Starting at the line that contains "Output a JSON", restate each line word for word through the final line of the data, keeping both ends.

START Data section

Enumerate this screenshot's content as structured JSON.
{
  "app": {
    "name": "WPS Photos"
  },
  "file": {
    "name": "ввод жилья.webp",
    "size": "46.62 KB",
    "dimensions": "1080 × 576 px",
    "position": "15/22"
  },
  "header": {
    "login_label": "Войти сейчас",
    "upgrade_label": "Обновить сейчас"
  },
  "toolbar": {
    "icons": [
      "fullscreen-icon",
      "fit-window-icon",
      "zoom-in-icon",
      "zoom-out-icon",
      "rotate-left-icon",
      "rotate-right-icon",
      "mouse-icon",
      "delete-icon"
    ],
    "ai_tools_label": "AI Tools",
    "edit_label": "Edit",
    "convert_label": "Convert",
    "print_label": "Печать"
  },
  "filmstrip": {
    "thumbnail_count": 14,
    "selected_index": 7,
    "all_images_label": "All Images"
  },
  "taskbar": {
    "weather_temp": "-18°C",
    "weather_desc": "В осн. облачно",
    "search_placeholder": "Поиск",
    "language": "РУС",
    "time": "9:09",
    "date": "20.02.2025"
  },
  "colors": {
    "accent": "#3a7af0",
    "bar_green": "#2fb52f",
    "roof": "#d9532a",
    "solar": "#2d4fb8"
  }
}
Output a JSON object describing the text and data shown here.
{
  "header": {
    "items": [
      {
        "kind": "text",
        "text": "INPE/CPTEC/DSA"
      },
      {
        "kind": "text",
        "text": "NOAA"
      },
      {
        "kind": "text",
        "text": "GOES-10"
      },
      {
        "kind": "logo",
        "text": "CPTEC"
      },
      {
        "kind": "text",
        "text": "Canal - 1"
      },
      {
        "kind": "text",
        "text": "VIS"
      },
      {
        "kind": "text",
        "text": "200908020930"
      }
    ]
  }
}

END Data section

* _Expected answer_
Output a JSON object describing the text and data shown here.
{
  "header": {
    "items": [
      {
        "kind": "text",
        "text": "INPE/CPTEC/DSA"
      },
      {
        "kind": "text",
        "text": "NOAA"
      },
      {
        "kind": "text",
        "text": "GOES-10"
      },
      {
        "kind": "logo",
        "text": "CPTEC"
      },
      {
        "kind": "text",
        "text": "Canal - 1"
      },
      {
        "kind": "text",
        "text": "VIS"
      },
      {
        "kind": "text",
        "text": "200908020930"
      }
    ]
  }
}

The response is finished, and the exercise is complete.